------ RECORDED INFORMATION ------

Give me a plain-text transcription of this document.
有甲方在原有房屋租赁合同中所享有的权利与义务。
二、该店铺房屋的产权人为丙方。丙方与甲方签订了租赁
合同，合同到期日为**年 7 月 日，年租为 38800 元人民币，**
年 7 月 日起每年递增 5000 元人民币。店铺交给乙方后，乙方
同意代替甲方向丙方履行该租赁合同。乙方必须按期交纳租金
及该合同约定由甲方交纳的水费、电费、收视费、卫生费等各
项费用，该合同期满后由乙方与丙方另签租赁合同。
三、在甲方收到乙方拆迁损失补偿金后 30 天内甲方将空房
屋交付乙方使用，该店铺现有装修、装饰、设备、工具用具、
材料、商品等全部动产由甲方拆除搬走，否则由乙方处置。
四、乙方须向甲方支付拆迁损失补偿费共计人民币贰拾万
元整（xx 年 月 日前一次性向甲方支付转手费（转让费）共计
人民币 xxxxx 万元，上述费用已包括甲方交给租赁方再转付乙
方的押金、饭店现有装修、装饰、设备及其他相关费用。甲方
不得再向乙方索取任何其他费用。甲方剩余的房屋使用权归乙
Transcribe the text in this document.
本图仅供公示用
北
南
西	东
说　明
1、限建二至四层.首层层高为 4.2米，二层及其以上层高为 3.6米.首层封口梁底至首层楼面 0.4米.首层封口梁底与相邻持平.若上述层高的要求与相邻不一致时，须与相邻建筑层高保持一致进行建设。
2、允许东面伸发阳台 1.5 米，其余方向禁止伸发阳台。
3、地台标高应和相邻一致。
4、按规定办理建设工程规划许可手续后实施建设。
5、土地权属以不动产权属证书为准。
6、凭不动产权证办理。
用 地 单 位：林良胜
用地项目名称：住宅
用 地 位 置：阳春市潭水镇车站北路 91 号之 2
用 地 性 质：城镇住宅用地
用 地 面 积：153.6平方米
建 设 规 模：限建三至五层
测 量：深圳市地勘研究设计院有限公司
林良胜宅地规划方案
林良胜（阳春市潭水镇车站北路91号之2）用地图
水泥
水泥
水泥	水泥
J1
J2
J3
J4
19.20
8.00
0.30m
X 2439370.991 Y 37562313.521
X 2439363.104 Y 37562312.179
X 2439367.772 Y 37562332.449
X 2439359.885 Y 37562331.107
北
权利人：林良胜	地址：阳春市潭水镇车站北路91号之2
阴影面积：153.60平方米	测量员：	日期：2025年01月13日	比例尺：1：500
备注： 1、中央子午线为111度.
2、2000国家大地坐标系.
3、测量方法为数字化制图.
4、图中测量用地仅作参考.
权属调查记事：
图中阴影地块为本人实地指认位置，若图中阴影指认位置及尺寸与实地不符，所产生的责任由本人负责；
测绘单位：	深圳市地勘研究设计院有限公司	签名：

------

**REQUIREMENT:**
Make an exact copy of the records.

**CORRECT RESULT:**
Give me a plain-text transcription of this document.
有甲方在原有房屋租赁合同中所享有的权利与义务。
二、该店铺房屋的产权人为丙方。丙方与甲方签订了租赁
合同，合同到期日为**年 7 月 日，年租为 38800 元人民币，**
年 7 月 日起每年递增 5000 元人民币。店铺交给乙方后，乙方
同意代替甲方向丙方履行该租赁合同。乙方必须按期交纳租金
及该合同约定由甲方交纳的水费、电费、收视费、卫生费等各
项费用，该合同期满后由乙方与丙方另签租赁合同。
三、在甲方收到乙方拆迁损失补偿金后 30 天内甲方将空房
屋交付乙方使用，该店铺现有装修、装饰、设备、工具用具、
材料、商品等全部动产由甲方拆除搬走，否则由乙方处置。
四、乙方须向甲方支付拆迁损失补偿费共计人民币贰拾万
元整（xx 年 月 日前一次性向甲方支付转手费（转让费）共计
人民币 xxxxx 万元，上述费用已包括甲方交给租赁方再转付乙
方的押金、饭店现有装修、装饰、设备及其他相关费用。甲方
不得再向乙方索取任何其他费用。甲方剩余的房屋使用权归乙
Transcribe the text in this document.
本图仅供公示用
北
南
西	东
说　明
1、限建二至四层.首层层高为 4.2米，二层及其以上层高为 3.6米.首层封口梁底至首层楼面 0.4米.首层封口梁底与相邻持平.若上述层高的要求与相邻不一致时，须与相邻建筑层高保持一致进行建设。
2、允许东面伸发阳台 1.5 米，其余方向禁止伸发阳台。
3、地台标高应和相邻一致。
4、按规定办理建设工程规划许可手续后实施建设。
5、土地权属以不动产权属证书为准。
6、凭不动产权证办理。
用 地 单 位：林良胜
用地项目名称：住宅
用 地 位 置：阳春市潭水镇车站北路 91 号之 2
用 地 性 质：城镇住宅用地
用 地 面 积：153.6平方米
建 设 规 模：限建三至五层
测 量：深圳市地勘研究设计院有限公司
林良胜宅地规划方案
林良胜（阳春市潭水镇车站北路91号之2）用地图
水泥
水泥
水泥	水泥
J1
J2
J3
J4
19.20
8.00
0.30m
X 2439370.991 Y 37562313.521
X 2439363.104 Y 37562312.179
X 2439367.772 Y 37562332.449
X 2439359.885 Y 37562331.107
北
权利人：林良胜	地址：阳春市潭水镇车站北路91号之2
阴影面积：153.60平方米	测量员：	日期：2025年01月13日	比例尺：1：500
备注： 1、中央子午线为111度.
2、2000国家大地坐标系.
3、测量方法为数字化制图.
4、图中测量用地仅作参考.
权属调查记事：
图中阴影地块为本人实地指认位置，若图中阴影指认位置及尺寸与实地不符，所产生的责任由本人负责；
测绘单位：	深圳市地勘研究设计院有限公司	签名：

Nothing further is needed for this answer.